Page records with their text
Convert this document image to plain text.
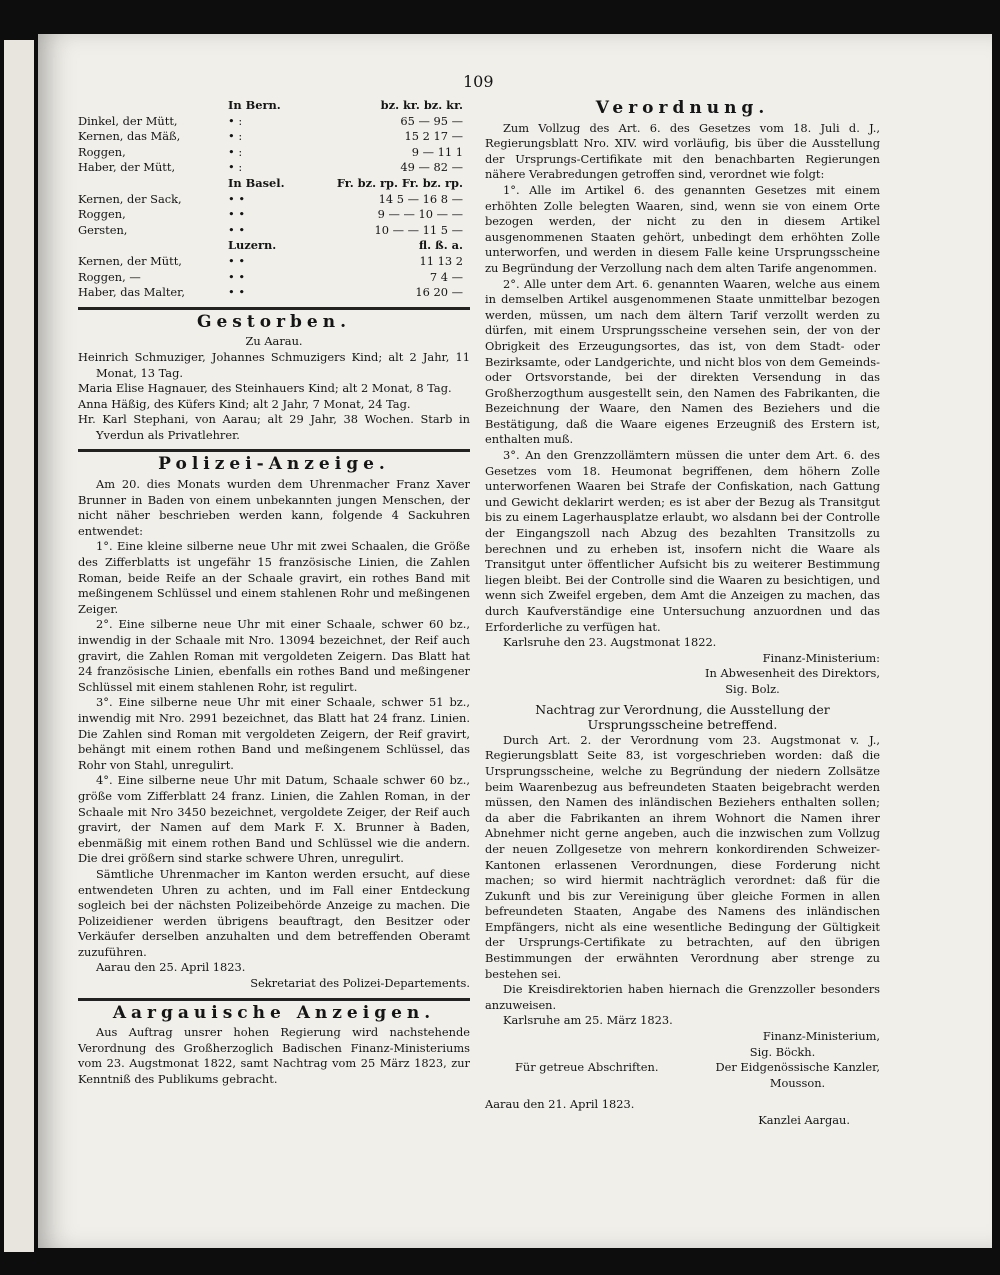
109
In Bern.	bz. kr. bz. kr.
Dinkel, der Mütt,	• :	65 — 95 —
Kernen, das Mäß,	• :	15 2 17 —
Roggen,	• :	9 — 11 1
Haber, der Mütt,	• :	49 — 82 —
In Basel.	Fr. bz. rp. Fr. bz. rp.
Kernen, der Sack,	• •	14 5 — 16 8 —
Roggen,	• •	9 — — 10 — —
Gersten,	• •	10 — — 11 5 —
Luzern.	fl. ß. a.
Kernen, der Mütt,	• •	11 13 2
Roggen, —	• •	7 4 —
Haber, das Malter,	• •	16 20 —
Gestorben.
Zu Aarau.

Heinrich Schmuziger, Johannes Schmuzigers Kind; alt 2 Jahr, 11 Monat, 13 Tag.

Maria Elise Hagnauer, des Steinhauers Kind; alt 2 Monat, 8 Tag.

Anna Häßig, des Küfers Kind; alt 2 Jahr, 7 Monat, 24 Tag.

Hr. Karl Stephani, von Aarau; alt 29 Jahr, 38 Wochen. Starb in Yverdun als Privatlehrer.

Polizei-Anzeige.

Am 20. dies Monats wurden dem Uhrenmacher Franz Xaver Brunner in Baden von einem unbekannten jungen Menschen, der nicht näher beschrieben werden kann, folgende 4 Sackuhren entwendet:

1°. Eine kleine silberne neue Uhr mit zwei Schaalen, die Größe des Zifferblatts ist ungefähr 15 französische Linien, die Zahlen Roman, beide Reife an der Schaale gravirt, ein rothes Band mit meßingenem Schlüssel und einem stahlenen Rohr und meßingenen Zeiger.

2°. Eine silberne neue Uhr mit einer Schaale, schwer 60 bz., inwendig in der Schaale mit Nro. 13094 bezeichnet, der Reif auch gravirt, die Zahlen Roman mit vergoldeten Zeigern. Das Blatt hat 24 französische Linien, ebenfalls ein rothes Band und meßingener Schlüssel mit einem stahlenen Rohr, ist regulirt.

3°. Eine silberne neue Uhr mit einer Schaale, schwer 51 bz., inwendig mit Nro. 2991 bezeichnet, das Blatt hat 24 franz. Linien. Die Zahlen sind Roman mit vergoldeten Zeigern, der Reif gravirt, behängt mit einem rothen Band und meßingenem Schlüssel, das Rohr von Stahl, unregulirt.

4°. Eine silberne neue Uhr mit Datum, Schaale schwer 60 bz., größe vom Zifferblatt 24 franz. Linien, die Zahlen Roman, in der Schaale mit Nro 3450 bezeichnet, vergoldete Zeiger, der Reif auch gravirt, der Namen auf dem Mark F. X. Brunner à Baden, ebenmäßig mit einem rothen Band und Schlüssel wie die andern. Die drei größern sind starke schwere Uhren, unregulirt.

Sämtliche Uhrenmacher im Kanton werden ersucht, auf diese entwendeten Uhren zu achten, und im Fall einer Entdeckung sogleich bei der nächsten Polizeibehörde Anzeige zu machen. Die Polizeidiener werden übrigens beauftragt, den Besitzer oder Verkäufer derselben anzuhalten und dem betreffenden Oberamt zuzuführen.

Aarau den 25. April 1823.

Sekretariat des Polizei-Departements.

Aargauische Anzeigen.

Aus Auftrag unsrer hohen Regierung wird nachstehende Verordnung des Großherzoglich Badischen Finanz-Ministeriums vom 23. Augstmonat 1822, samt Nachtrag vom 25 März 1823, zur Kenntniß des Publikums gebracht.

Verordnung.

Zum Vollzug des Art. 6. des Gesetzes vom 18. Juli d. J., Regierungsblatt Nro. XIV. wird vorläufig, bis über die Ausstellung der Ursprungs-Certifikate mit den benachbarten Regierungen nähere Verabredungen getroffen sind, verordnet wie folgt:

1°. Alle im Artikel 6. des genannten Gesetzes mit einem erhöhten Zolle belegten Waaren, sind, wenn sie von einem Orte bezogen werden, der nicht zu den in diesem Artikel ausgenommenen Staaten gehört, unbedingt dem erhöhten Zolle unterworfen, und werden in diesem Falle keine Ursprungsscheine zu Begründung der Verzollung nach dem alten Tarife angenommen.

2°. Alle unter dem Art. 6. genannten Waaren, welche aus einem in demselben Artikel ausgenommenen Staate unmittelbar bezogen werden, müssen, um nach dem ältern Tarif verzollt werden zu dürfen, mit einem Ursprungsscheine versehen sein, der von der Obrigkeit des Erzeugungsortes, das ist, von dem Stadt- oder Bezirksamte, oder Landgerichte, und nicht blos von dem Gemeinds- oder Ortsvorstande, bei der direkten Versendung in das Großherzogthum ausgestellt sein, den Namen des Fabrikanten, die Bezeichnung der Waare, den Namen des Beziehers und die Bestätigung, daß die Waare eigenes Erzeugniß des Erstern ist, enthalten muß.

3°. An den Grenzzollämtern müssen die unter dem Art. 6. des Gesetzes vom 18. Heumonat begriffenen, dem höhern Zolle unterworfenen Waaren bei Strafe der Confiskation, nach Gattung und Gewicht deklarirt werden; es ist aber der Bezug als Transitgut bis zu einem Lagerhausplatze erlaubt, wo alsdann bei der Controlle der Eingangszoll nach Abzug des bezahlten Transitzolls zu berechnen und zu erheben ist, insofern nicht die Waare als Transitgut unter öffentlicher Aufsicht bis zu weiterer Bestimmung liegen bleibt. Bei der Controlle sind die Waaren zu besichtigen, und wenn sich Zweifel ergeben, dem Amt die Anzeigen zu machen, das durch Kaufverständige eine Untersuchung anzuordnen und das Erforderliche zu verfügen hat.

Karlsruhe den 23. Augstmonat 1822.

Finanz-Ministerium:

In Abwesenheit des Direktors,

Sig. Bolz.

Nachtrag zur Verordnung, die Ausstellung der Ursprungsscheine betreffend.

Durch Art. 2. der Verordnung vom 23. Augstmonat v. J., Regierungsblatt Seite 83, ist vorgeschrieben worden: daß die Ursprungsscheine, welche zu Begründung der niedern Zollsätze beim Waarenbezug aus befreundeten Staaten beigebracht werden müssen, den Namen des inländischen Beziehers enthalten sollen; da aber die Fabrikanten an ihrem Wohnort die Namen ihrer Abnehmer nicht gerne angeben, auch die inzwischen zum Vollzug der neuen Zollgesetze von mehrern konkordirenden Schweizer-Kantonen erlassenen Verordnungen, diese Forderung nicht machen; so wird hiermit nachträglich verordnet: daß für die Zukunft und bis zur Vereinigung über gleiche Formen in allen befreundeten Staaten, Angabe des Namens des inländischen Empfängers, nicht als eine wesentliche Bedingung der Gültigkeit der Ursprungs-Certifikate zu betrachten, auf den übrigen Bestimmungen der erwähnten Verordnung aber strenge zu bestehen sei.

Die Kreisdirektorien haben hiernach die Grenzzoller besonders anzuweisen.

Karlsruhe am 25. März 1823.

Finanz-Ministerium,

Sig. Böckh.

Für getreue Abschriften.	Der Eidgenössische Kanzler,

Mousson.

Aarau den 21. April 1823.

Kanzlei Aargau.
* * *
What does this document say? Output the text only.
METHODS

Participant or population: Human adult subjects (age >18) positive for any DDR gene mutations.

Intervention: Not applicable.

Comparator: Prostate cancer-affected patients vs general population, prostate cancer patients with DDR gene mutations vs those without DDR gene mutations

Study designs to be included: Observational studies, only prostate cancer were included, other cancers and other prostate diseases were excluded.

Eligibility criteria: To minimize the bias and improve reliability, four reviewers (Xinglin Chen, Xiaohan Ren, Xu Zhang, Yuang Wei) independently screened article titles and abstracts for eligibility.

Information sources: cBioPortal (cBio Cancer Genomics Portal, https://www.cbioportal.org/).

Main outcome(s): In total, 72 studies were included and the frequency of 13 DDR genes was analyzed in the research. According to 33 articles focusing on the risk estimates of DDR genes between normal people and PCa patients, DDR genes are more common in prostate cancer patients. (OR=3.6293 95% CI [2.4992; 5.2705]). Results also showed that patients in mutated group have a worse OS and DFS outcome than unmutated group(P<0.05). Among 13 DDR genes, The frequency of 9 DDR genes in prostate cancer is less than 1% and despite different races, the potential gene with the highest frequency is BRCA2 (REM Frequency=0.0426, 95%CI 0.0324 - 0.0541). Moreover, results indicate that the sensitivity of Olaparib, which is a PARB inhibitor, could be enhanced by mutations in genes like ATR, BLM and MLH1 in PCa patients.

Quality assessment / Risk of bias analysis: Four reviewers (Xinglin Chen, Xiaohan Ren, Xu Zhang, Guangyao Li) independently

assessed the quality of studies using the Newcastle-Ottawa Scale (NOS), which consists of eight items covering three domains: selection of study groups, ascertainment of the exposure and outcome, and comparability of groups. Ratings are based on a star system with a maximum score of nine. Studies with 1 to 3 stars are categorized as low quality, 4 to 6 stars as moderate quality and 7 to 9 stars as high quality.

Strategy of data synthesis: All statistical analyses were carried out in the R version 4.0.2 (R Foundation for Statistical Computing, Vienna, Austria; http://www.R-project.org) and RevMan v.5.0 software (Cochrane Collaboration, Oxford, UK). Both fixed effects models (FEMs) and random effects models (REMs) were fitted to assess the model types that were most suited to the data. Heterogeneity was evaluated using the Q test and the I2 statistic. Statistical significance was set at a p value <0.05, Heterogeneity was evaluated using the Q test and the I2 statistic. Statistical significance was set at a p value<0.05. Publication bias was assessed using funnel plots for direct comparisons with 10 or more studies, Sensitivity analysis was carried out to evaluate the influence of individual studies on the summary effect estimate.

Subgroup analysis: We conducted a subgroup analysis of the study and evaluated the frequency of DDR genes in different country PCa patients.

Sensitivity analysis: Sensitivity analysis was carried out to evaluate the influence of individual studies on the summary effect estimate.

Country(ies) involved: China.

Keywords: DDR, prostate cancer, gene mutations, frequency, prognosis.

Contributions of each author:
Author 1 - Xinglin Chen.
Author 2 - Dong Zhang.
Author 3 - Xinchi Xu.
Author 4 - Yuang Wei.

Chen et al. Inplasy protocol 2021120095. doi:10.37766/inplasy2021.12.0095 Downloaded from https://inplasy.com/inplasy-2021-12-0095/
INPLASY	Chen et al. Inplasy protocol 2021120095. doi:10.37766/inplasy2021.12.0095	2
--
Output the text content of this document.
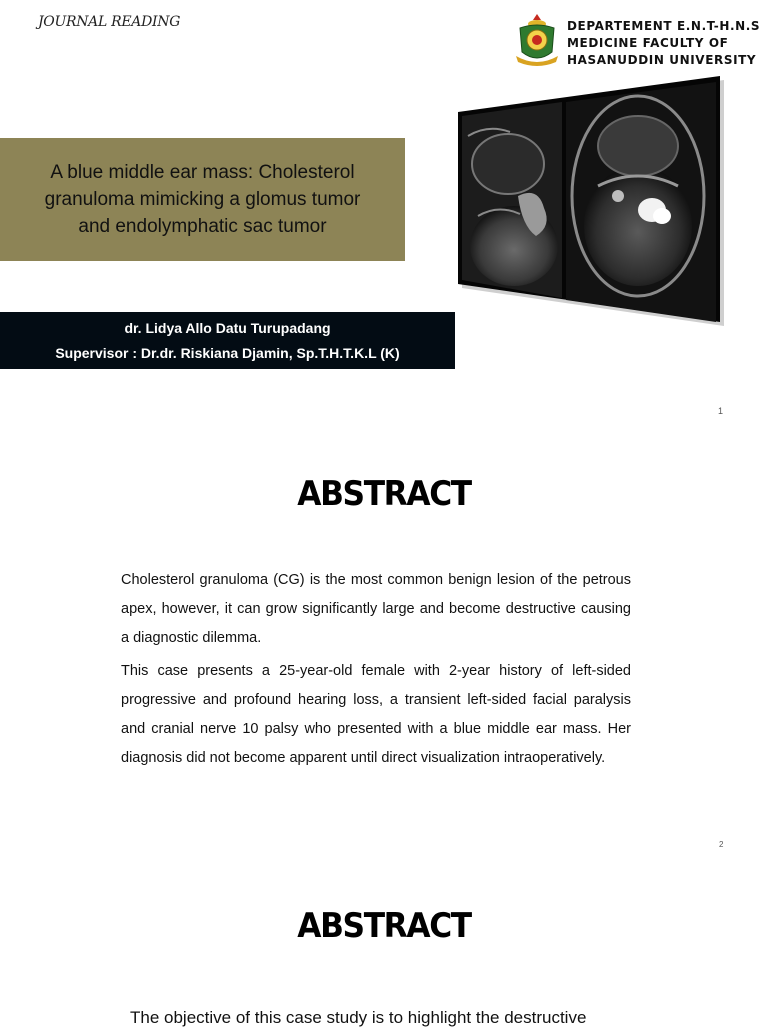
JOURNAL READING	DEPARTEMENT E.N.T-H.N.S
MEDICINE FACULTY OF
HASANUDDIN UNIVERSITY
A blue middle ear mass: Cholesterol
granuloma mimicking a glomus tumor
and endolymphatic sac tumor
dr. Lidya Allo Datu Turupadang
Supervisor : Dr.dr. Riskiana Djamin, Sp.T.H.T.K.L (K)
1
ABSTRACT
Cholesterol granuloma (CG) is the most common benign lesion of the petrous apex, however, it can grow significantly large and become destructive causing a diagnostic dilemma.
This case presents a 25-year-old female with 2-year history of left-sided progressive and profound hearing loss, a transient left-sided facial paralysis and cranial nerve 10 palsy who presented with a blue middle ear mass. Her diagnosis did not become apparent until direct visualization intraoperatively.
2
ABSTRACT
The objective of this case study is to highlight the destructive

WORK REQUIRED
Search the entries above for the word "Zeigern", and copy every line where it occurs.

WRITTEN RESPONSE
2°. Eine silberne neue Uhr mit einer Schaale, schwer 60 bz., inwendig in der Schaale mit Nro. 13094 bezeichnet, der Reif auch gravirt, die Zahlen Roman mit vergoldeten Zeigern. Das Blatt hat 24 französische Linien, ebenfalls ein rothes Band und meßingener Schlüssel mit einem stahlenen Rohr, ist regulirt.
3°. Eine silberne neue Uhr mit einer Schaale, schwer 51 bz., inwendig mit Nro. 2991 bezeichnet, das Blatt hat 24 franz. Linien. Die Zahlen sind Roman mit vergoldeten Zeigern, der Reif gravirt, behängt mit einem rothen Band und meßingenem Schlüssel, das Rohr von Stahl, unregulirt.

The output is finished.